■ WHAT TO WORK ON: Within the records below, find each line that holds the string "modified", then copy it.

--- start EXCERPTED DATA ---

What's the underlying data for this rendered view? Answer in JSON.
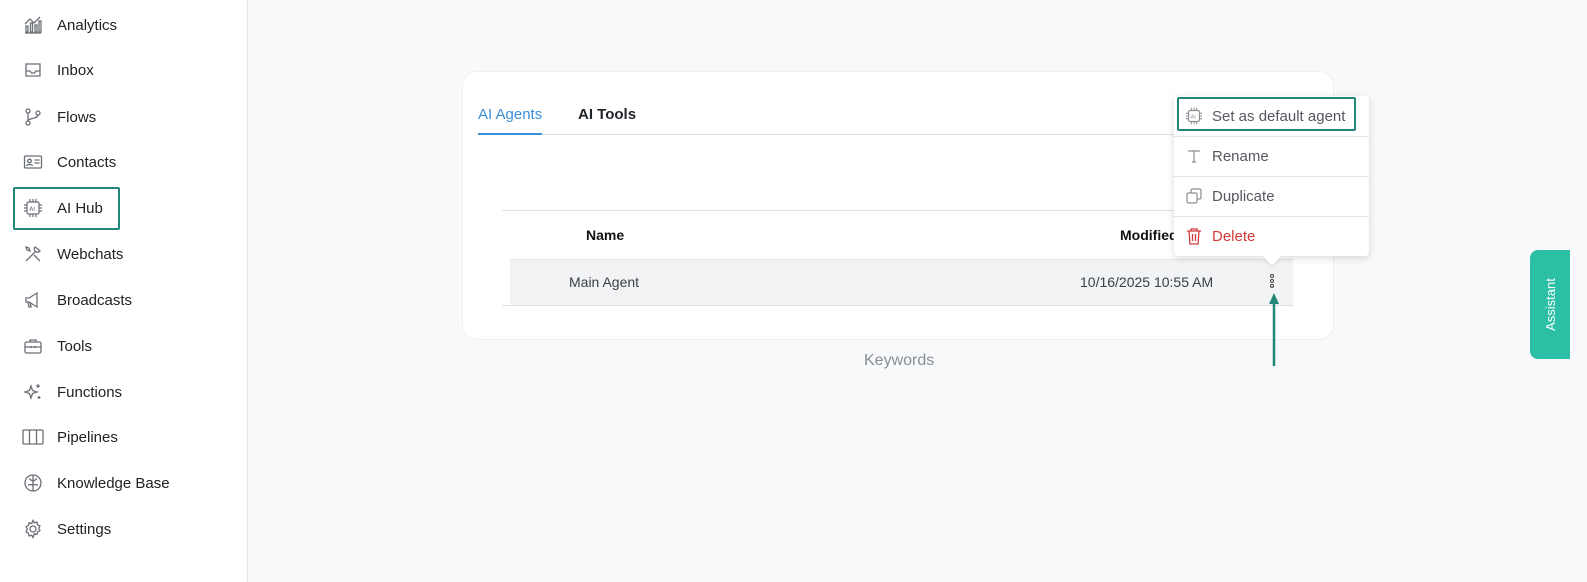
{
  "sidebar": {
    "items": [
      {
        "label": "Analytics",
        "icon": "analytics-icon"
      },
      {
        "label": "Inbox",
        "icon": "inbox-icon"
      },
      {
        "label": "Flows",
        "icon": "flows-icon"
      },
      {
        "label": "Contacts",
        "icon": "contacts-icon"
      },
      {
        "label": "AI Hub",
        "icon": "ai-chip-icon"
      },
      {
        "label": "Webchats",
        "icon": "tools-cross-icon"
      },
      {
        "label": "Broadcasts",
        "icon": "megaphone-icon"
      },
      {
        "label": "Tools",
        "icon": "toolbox-icon"
      },
      {
        "label": "Functions",
        "icon": "sparkle-icon"
      },
      {
        "label": "Pipelines",
        "icon": "columns-icon"
      },
      {
        "label": "Knowledge Base",
        "icon": "brain-icon"
      },
      {
        "label": "Settings",
        "icon": "gear-icon"
      }
    ]
  },
  "tabs": [
    {
      "label": "AI Agents",
      "active": true
    },
    {
      "label": "AI Tools",
      "active": false
    }
  ],
  "table": {
    "headers": {
      "name": "Name",
      "modified": "Modified"
    },
    "rows": [
      {
        "name": "Main Agent",
        "modified": "10/16/2025 10:55 AM"
      }
    ]
  },
  "below_card": "Keywords",
  "context_menu": {
    "items": [
      {
        "label": "Set as default agent",
        "icon": "ai-chip-icon"
      },
      {
        "label": "Rename",
        "icon": "text-icon"
      },
      {
        "label": "Duplicate",
        "icon": "copy-icon"
      },
      {
        "label": "Delete",
        "icon": "trash-icon"
      }
    ]
  },
  "assistant_label": "Assistant",
  "colors": {
    "accent": "#3b8fd9",
    "highlight": "#23867a",
    "danger": "#d23b3b",
    "assistant": "#2bbfa6"
  }
}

--- end EXCERPTED DATA ---

■ COMPLETED EXERCISE:
      "modified": "Modified"
        "modified": "10/16/2025 10:55 AM"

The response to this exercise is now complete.